What is being asked – Could you format the lines as a numbered list, from the first line through the line containing "button[interactable]: 1カ月: [66, 513, 126, 535]", leaving out any blank lines?

Exercise materials –
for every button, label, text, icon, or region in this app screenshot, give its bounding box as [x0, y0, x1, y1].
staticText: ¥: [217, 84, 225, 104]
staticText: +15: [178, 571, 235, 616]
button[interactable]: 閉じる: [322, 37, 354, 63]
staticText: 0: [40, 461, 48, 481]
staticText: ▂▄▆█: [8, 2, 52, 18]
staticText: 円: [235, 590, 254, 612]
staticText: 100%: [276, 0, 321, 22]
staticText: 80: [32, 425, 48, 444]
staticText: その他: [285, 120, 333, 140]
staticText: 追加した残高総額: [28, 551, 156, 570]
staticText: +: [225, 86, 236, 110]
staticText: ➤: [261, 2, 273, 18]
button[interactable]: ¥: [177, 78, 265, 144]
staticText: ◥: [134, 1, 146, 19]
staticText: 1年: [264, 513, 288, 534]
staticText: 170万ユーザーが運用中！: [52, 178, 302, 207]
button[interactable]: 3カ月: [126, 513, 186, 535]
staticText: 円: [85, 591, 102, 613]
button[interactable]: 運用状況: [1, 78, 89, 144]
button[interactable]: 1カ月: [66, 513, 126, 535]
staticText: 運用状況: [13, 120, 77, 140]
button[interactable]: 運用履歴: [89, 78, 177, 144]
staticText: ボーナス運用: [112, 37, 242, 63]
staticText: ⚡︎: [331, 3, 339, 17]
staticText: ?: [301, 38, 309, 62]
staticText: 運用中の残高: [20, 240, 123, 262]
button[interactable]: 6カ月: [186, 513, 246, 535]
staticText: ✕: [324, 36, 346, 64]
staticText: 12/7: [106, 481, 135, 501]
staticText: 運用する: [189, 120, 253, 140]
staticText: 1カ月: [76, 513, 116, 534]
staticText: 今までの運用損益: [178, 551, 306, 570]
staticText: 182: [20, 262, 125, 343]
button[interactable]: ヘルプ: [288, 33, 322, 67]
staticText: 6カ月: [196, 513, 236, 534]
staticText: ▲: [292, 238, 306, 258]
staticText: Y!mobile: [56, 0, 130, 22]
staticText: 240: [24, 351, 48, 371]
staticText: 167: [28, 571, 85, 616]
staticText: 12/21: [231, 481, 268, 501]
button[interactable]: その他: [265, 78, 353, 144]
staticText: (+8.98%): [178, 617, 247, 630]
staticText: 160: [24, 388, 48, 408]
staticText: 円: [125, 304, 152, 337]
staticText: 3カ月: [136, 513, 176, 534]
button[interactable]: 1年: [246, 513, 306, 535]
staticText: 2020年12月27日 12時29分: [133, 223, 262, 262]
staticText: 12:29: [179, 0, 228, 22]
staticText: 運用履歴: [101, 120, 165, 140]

Result for this task –
1. for every button, label, text, icon, or region in this app screenshot, give its bounding box as [x0, y0, x1, y1].
2. staticText: ¥: [217, 84, 225, 104]
3. staticText: +15: [178, 571, 235, 616]
4. button[interactable]: 閉じる: [322, 37, 354, 63]
5. staticText: 0: [40, 461, 48, 481]
6. staticText: ▂▄▆█: [8, 2, 52, 18]
7. staticText: 円: [235, 590, 254, 612]
8. staticText: 100%: [276, 0, 321, 22]
9. staticText: 80: [32, 425, 48, 444]
10. staticText: その他: [285, 120, 333, 140]
11. staticText: 追加した残高総額: [28, 551, 156, 570]
12. staticText: +: [225, 86, 236, 110]
13. staticText: ➤: [261, 2, 273, 18]
14. button[interactable]: ¥: [177, 78, 265, 144]
15. staticText: ◥: [134, 1, 146, 19]
16. staticText: 1年: [264, 513, 288, 534]
17. staticText: 170万ユーザーが運用中！: [52, 178, 302, 207]
18. button[interactable]: 3カ月: [126, 513, 186, 535]
19. staticText: 円: [85, 591, 102, 613]
20. button[interactable]: 運用状況: [1, 78, 89, 144]
21. button[interactable]: 1カ月: [66, 513, 126, 535]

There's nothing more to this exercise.